*Recorded information*
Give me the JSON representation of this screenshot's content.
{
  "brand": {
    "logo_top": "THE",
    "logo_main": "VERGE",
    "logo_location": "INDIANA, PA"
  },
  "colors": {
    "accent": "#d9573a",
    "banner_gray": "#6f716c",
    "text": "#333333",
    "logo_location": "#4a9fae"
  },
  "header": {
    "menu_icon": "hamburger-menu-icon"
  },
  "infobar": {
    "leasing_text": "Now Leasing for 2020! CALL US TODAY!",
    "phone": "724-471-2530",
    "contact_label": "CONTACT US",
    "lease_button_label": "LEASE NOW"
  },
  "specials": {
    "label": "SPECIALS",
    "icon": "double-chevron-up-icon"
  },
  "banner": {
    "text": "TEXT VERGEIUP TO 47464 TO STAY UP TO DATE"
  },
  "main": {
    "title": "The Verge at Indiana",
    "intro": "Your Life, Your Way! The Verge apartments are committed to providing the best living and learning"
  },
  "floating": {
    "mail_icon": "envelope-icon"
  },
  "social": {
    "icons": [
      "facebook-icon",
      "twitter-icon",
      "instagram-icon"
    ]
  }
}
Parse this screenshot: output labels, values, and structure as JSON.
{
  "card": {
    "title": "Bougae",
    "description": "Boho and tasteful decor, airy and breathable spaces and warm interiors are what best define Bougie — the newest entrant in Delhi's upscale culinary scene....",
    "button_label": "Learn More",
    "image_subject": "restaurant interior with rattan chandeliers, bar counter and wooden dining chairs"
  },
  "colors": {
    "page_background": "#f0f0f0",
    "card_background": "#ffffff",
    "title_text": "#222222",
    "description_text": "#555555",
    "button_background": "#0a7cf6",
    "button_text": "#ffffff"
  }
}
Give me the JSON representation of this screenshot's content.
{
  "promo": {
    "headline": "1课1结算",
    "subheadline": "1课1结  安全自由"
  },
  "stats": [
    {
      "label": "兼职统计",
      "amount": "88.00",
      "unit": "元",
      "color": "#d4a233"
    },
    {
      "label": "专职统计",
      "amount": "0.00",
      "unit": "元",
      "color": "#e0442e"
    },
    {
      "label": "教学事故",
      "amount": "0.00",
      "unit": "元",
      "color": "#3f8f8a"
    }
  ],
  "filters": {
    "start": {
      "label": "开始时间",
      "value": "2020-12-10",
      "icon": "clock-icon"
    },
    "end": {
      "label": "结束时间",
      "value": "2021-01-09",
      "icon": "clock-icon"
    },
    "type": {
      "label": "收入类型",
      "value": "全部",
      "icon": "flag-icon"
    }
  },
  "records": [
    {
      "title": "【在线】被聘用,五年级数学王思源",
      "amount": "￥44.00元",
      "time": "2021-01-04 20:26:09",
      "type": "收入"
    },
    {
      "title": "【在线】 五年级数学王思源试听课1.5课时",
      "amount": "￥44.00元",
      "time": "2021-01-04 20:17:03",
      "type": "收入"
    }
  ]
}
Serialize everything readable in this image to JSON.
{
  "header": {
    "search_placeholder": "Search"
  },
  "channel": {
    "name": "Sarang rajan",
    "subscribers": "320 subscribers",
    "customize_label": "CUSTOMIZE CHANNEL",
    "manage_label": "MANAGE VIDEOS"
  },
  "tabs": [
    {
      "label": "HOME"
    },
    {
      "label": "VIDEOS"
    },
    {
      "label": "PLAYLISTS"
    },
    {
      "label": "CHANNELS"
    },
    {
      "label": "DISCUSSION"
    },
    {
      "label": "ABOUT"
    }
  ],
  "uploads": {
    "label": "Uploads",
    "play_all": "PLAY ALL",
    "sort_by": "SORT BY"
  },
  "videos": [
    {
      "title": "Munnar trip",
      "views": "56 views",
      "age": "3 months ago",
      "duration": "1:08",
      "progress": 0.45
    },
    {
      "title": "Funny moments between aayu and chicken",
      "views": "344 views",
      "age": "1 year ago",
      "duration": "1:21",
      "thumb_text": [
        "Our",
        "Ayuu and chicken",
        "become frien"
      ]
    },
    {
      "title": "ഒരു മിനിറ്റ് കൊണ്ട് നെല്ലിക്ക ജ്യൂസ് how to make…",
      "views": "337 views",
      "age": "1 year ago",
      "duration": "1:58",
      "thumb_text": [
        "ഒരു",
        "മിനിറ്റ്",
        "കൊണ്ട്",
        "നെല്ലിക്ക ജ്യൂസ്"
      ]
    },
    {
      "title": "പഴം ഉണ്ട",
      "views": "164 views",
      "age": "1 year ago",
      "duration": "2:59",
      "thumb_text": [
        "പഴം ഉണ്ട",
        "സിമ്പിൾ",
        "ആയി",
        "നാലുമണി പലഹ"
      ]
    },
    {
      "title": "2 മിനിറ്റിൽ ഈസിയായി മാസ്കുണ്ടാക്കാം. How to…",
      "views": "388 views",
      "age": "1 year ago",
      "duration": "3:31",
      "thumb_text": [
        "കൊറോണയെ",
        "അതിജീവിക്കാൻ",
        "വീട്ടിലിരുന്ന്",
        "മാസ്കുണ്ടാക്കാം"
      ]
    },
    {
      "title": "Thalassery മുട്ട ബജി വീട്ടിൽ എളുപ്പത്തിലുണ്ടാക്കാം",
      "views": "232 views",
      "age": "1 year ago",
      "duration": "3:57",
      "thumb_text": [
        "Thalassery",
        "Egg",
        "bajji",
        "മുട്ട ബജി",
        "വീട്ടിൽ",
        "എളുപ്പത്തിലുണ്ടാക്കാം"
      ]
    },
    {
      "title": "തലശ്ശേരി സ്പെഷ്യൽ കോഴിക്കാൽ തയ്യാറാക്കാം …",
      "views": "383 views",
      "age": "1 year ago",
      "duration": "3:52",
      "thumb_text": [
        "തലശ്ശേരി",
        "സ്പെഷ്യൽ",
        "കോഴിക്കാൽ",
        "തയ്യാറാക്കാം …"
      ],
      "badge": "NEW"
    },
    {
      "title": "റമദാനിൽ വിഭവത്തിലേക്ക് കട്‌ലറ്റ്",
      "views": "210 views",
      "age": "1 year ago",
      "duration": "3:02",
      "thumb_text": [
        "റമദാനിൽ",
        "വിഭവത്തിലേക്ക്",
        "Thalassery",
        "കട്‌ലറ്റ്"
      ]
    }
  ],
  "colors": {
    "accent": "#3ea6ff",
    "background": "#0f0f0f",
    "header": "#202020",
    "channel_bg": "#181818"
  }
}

*Exercise aim*
Lines holding the word "JSON" should be counted across the entries; state only how many there are.

*Solved problem*
4